シュリンクといえば、あの「朗読者」の作者です。「愛を読む人」というタイトルで映画化もされました。

映画「愛を読む人」を(再び)観た! 

 

「オルガ」は、シュリンクには珍しく女性登場人物が自分自身を語る、いわば”女の一生”ものです。労働者の娘で、財産も人脈もなく、自分の手で進路を切り開いていくオルガは、きわめて自覚的な、しっかりした女性です。ドイツらしい、ドイツならではの小説です。シュリンクの新境地といっていいでしょう。

 

三部構成になっていますが、それぞれの章に意味があります。

第一部では、三人称でオルガの半生が語られます。

第二部では、語り手のフェルディナントが彼女との出会いを語ります。

第三部では、彼が30通ものオルガの手紙が明らかにします。

 

本の内容は、以下の通り。

女は手が届く確かな幸せを願い、男は国家の繁栄を求めて旅に出た。貧富の差や数々の苦難を乗り越え、激動の20世紀ドイツを生きた女性オルガ。彼女が言えなかった秘密、そして人生の最期にとった途方もない選択の意味が、最果ての町に眠る手紙で解き明かされる――。ひとりの女性の毅然とした生き方を描いて話題となった最新長篇。

--

• 課題の指示
(a) 『オルガ』の紹介文のうち、「女は手が届く確かな幸せを願い」で始まり「描いて話題となった最新長篇。」まで続く部分を、一字も変えずに再掲してください。
(b) 『オルガ』の紹介文に出てくる人名をすべて挙げてください。
(c) 『オルガ』の紹介文が終わったところから文章を引き継ぎ、続きを書いてください。

• データ部分
--

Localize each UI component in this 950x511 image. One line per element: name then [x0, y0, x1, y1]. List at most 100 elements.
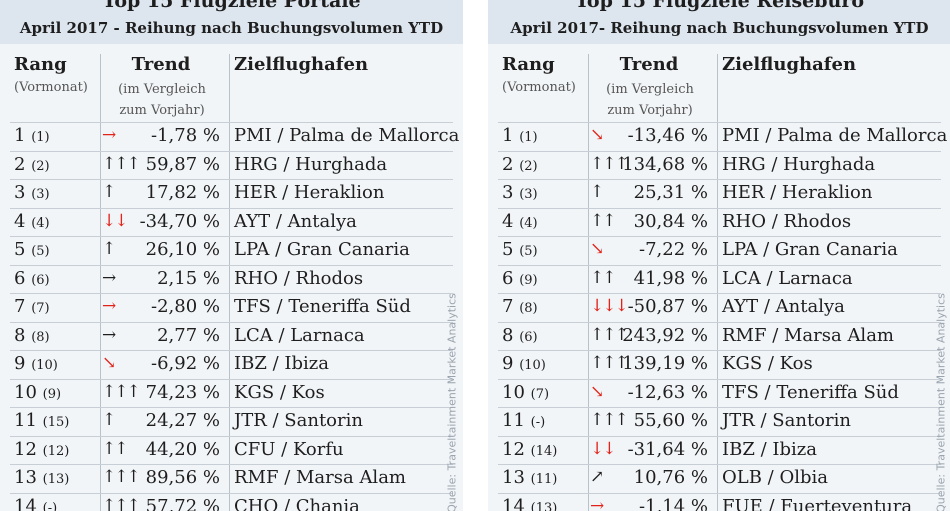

--

• 課題の解答
(a)
女は手が届く確かな幸せを願い、男は国家の繁栄を求めて旅に出た。貧富の差や数々の苦難を乗り越え、激動の20世紀ドイツを生きた女性オルガ。彼女が言えなかった秘密、そして人生の最期にとった途方もない選択の意味が、最果ての町に眠る手紙で解き明かされる――。ひとりの女性の毅然とした生き方を描いて話題となった最新長篇。

(b) シュリンク、オルガ、フェルディナント

(c)
 

山崎佳代子 短評
歴史は光と闇から生まれる。出会いと別れ、愛情と憎悪、殺戮とパン……。ポーランド系ドイツ人女性オルガの人生を縦糸に、十九世紀末期から二十一世紀までの欧州を横糸に、色鮮やかな模様を織り込んだ本書には、オルガの親しい少年アイクをはじめ謎がいくつか隠され、読み手を謎解きの迷路に誘う。不幸な出生に負けず正義を求めて生きるオルガと、広大な地を求め探検の旅に出た農園主の息子ヘルベルトとの若き日の純愛……。沈黙を分かちあうことのできる人との出会いこそが愛。愛とは希望。恋人に届かなかった手紙の束が、物語を静かに結ぶ。 

 

松永美穂は「訳者あとがき」で、以下のように書いています。

シュリンクは常に、読者に対して問いを投げかける作家だ。あなたがこの主人公ならどうするか。この選択肢について、あなたならどう判断するか。読み終わると、思わず誰かと語りたくなる。シュリンク自身がそれを目指して書いた小説なのだと感じさせられる。

 

ベルンハルト・シュリンク
Schlink,Bernhard

1944年ドイツ生まれ。小説家、法律家。ハイデルベルク大学、ベルリン自由大学で法律を学び、ボン大学、フンボルト大学などで教鞭をとる。1987年、『ゼルプの裁き』(共著)で作家デビュー。1995年刊行の『朗読者』は世界的ベストセラーとなり2008年に映画化された(邦題『愛を読むひと』)。他の作品に『週末』(2008)、『夏の嘘』(2010)、『階段を下りる女』(2014)など。2020年4月現在、ベルリンおよびニューヨークに在住。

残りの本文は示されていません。